Task directions ▸ Read the listing and extract each line that includes the word "again".

# # # # # # #

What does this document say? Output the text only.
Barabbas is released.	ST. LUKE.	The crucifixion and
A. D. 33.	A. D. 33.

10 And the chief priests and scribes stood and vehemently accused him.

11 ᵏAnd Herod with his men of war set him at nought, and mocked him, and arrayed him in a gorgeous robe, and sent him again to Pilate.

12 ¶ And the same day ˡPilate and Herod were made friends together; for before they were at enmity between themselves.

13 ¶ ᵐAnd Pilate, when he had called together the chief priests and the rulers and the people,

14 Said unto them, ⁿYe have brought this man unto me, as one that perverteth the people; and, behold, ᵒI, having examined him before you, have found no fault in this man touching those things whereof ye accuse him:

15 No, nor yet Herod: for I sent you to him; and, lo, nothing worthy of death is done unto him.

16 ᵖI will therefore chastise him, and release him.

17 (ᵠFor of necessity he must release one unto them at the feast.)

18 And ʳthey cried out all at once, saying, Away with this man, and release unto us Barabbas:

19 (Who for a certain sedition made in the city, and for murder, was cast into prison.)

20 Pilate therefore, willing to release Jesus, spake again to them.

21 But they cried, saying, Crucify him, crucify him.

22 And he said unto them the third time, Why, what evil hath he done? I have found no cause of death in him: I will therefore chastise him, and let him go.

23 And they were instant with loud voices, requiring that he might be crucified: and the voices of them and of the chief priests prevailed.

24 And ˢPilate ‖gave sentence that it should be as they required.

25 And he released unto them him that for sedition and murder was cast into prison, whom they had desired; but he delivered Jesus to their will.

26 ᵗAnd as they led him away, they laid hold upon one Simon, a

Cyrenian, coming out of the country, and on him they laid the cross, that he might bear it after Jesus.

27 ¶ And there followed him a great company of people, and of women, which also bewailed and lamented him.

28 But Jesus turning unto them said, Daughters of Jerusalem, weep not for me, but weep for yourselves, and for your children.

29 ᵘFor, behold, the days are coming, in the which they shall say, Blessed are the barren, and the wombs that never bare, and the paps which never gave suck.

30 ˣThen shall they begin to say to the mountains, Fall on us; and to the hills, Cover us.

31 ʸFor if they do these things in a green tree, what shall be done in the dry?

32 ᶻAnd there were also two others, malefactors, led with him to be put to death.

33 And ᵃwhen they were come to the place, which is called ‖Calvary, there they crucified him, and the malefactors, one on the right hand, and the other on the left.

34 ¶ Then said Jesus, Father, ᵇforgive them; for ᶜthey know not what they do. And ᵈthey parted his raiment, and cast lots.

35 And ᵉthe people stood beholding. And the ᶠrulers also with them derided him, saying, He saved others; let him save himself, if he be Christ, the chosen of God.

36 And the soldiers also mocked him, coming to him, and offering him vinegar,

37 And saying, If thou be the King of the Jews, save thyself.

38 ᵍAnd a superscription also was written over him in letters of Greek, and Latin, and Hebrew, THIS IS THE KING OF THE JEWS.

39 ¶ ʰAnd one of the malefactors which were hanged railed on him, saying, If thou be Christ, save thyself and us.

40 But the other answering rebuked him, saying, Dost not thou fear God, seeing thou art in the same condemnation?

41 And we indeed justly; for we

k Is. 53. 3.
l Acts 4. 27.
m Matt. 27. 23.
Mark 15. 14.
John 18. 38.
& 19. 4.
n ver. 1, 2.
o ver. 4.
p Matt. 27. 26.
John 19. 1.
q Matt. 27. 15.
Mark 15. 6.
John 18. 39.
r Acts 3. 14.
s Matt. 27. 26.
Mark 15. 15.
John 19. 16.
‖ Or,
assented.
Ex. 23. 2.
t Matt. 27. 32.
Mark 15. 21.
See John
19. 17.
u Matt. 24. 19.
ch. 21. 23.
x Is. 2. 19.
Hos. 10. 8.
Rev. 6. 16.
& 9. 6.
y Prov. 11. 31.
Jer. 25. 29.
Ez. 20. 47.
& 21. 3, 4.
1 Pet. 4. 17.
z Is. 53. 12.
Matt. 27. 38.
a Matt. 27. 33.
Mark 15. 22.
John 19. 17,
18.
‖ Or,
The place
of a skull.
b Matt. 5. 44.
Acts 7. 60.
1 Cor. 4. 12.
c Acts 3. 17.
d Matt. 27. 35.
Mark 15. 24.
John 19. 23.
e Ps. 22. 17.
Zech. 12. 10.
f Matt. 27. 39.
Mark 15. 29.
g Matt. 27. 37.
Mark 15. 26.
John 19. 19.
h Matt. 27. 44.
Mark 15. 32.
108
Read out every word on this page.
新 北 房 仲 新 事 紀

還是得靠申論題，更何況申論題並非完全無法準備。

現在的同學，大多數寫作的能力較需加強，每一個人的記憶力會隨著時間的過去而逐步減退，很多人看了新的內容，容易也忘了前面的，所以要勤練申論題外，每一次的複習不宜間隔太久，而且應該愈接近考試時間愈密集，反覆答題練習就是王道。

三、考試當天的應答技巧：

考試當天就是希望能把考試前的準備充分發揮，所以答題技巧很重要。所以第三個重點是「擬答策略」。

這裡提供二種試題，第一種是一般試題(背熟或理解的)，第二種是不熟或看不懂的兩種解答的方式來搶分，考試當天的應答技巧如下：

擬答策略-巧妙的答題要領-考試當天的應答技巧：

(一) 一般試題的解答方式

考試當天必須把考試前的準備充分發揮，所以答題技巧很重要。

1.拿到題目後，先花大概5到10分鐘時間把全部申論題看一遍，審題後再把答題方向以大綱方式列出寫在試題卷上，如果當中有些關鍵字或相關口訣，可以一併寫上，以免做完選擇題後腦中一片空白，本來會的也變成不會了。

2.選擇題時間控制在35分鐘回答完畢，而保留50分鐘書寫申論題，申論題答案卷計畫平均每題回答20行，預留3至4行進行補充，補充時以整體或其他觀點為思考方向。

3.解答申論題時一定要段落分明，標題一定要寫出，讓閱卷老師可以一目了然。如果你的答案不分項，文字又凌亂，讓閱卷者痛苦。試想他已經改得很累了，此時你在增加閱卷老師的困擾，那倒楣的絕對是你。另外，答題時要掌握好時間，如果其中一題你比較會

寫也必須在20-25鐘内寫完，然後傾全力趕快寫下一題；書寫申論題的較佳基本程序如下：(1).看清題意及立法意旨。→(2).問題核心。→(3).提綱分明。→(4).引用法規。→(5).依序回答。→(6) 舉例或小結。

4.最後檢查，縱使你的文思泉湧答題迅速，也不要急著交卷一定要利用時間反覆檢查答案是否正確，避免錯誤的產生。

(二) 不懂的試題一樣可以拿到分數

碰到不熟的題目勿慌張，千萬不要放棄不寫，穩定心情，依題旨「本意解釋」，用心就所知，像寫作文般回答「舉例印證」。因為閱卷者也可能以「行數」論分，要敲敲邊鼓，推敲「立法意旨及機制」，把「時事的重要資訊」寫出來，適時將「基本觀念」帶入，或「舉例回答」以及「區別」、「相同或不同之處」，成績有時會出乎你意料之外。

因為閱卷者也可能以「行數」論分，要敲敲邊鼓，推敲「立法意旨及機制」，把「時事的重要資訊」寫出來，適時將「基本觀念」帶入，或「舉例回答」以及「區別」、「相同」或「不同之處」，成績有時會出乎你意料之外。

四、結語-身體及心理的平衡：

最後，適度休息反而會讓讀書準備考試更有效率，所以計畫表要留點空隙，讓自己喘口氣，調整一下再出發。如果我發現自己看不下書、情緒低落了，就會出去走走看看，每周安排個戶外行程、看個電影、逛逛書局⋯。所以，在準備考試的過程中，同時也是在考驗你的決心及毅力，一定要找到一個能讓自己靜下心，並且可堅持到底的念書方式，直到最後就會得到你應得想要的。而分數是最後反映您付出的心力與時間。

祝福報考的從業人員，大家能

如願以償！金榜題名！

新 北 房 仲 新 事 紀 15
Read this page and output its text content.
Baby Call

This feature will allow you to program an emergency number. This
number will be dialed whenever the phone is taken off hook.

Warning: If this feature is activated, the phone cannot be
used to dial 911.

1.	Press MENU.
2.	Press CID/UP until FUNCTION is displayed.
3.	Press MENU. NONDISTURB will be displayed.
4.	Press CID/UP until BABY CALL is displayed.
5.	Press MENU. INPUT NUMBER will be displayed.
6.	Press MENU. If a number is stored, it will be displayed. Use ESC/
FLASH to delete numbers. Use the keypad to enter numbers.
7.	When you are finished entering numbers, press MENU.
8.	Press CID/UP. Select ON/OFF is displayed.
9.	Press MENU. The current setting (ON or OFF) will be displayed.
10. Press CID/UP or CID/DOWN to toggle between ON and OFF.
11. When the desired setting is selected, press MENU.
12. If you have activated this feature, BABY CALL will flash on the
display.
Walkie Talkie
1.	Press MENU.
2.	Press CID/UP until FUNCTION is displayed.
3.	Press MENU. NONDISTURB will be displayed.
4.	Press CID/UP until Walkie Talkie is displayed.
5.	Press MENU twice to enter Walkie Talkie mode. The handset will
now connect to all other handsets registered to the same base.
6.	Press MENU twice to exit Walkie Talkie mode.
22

# # # # # # #

Finished answer ▸
11 ᵏAnd Herod with his men of war set him at nought, and mocked him, and arrayed him in a gorgeous robe, and sent him again to Pilate.
20 Pilate therefore, willing to release Jesus, spake again to them.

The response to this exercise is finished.